----- Excerpt

The next thing you know fellow candidates will douse him with buckets of water at the next debate, the way thugs do to cops in New York.

Joe Biden, the Rodney Dangerfield of the Democrat Party, can’t get no respect.

And the funny thing is that Biden, 76, a politician from the old school –when politicians respected their elders– would sit back and take it, like the New York cops do.

Like the cops, who can’t get leftist New York Mayor Bill de Blasio to support them, neither can Biden get Barack Obama, the man he served as vice president for eight years, to come to his defense.

A few words from Obama might temper the attacks on Bidden from fellow Democrat presidential candidates, so sadly obvious at the last debate, and continuing today.

But it probably too late for that. Obama has his own legacy, such as it is, to worry about, as he too has come under fire from Democrats who used to worship him—when he was in power, that is.

It has been so long that a politically pampered Biden has been called upon to throw a punch that he has forgotten how. Eight years working for Obama will do that to you.

Still, Obama’s lack of support has helped make Biden an open target. What has to infuriate Biden is the attacks on his long record in the U.S. Senate, and his service as Obama’s vice president, are coming from people who have hardly any record at all.

----------
----- Provided data

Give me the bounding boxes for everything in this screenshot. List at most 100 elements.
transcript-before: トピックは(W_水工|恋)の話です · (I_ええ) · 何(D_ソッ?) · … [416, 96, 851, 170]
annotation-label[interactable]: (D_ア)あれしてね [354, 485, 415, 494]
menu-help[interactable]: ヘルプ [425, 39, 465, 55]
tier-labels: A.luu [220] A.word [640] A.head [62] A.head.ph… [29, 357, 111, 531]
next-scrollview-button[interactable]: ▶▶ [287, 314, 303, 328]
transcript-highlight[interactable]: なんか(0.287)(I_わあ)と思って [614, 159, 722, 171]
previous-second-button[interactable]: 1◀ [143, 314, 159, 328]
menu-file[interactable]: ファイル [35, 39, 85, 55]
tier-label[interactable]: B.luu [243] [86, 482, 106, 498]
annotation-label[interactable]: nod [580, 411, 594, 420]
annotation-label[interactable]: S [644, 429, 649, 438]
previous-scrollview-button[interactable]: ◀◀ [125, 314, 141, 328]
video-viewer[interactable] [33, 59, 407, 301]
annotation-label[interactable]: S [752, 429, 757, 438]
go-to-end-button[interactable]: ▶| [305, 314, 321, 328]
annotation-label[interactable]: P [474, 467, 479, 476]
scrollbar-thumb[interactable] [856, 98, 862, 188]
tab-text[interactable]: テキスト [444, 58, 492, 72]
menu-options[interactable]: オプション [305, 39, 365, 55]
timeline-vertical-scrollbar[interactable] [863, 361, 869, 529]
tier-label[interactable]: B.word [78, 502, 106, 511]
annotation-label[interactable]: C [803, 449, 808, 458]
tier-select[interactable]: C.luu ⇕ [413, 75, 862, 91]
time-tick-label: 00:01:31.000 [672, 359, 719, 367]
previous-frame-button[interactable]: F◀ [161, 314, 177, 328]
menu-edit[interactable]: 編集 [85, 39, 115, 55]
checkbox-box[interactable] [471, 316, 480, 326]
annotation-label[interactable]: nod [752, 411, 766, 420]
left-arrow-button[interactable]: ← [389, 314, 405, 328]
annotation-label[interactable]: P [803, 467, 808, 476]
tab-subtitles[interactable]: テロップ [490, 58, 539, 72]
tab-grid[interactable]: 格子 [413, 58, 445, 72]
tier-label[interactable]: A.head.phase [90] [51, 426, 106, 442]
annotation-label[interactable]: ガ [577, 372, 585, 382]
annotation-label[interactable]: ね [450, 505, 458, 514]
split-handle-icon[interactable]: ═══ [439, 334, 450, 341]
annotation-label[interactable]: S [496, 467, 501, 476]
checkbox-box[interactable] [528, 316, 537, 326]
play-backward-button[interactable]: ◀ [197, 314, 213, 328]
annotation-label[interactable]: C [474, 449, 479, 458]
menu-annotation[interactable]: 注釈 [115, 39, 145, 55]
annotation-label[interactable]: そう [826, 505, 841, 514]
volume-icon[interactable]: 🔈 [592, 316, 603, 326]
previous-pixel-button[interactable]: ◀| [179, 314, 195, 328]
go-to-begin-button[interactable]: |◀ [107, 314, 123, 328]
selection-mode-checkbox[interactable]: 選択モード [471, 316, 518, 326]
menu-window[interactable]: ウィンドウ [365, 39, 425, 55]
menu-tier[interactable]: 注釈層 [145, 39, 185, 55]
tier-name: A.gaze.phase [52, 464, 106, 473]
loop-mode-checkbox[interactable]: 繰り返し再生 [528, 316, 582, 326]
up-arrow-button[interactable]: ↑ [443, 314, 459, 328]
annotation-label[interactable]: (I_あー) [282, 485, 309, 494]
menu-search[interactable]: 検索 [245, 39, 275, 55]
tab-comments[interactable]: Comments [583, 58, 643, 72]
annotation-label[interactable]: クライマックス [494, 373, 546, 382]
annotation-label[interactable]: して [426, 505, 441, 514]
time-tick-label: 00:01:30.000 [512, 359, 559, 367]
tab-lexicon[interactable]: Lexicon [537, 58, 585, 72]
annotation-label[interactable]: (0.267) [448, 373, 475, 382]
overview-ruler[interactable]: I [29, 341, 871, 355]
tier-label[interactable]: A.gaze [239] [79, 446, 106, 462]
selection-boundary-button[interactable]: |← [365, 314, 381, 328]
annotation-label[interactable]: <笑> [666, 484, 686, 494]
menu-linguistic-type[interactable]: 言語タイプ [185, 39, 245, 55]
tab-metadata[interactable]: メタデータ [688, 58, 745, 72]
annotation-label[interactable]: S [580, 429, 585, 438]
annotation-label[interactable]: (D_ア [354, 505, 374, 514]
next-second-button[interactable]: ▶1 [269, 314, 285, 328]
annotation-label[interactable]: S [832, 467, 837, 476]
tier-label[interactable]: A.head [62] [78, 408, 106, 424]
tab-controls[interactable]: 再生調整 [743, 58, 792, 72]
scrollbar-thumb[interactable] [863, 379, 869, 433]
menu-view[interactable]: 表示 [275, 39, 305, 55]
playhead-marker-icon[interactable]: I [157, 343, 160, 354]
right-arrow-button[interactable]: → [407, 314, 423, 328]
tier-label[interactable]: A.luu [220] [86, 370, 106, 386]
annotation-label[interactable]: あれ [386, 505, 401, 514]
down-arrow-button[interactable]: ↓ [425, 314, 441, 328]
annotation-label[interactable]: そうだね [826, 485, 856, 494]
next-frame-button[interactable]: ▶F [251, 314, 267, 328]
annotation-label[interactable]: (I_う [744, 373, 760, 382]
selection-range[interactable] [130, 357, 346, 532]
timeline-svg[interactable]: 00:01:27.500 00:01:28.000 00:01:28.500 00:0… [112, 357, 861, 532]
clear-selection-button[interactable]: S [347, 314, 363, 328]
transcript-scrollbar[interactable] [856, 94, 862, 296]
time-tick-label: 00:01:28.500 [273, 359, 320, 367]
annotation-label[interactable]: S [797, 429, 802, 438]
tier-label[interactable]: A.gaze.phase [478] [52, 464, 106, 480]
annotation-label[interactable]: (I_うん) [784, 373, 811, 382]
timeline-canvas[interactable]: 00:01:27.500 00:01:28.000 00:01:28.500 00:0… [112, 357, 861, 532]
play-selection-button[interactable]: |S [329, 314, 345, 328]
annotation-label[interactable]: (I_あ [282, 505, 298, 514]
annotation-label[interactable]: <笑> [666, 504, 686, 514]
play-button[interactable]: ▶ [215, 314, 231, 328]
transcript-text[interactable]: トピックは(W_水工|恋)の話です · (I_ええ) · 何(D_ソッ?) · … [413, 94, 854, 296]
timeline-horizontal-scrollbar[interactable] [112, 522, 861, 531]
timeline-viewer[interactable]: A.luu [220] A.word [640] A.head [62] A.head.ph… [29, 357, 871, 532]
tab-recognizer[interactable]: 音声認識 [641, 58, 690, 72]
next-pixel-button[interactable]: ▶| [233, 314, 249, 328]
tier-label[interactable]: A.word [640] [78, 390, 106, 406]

----------

> **Objective 1**:
Please render the records from their first line through the line containing "menu-help[interactable]: ヘルプ [425, 39, 465, 55]" as a numbered list, omitting any blank lines.
> **Objective 2**:
Write the next part of the passage on Joe Biden, picking up after its final sentence.
The passage on Joe Biden and the records have nothing to do with each other.

> **Exercise output 1**:
1. Give me the bounding boxes for everything in this screenshot. List at most 100 elements.
2. transcript-before: トピックは(W_水工|恋)の話です · (I_ええ) · 何(D_ソッ?) · … [416, 96, 851, 170]
3. annotation-label[interactable]: (D_ア)あれしてね [354, 485, 415, 494]
4. menu-help[interactable]: ヘルプ [425, 39, 465, 55]

> **Exercise output 2**:
He appeared puzzled when Julian Castro, former HUD secretary under Obama/Biden criticized him over Obama’s immigration policy. Castro was but a former mayor of San Antonio before the HUD appointment.

“I never heard him talk about any of this when he was the secretary.” Biden said.

Biden is ending up not only defending himself but defending Obama as well. And when Biden is seeking help and guidance from Obama, Obama is missing in action. Obama won’t even endorse him.

Biden even took grief from de Blasio, of all people, over immigration. De Blasio’s record as mayor is so laughable that you would run away from it, not run on it.

Biden does not seem to know what he is up against.

What he is up against is a swarm of hungry, younger candidates, all slouching toward the Oval Office, who believe that the only way they can rise is to tear old Joe down. And they are succeeding.

Of course, Biden, who appears to have lost his fastball—if he ever had one—is contributing to his own political demise. He seems surprised and ill-prepared for the attacks coming upon him from all sides.

It is almost s though he thought his candidacy would be welcomed be fellow Democrat, rather than mocked. He comes across as an old general who want to talk about what he did in the last war, a war that that everybody has forgotten.

In the past—before U.S. politics got so vicious, Biden, a solid Democrat Party stalwart, who served as a longtime U.S. Senator, previous two-time presidential candidate and Obama’s vice president, would have been shown some respect. Not now. Now he is dissed.

Biden could have reached down and come up with his fastball during his closing remarks at the last debate. But it wasn’t there. Instead his age and confusion showed in his mangled closing remarks.

Earlier he maintained that the country was in no condition to undergo another eight years with Trump a president. The president is limited to two four- year terms.

Biden has a long history of gaffes. Earlier he confused the late former British Prime Minister Margaret Thatcher, who died in 2013, to the recently replaced Prime Minister Theresa May.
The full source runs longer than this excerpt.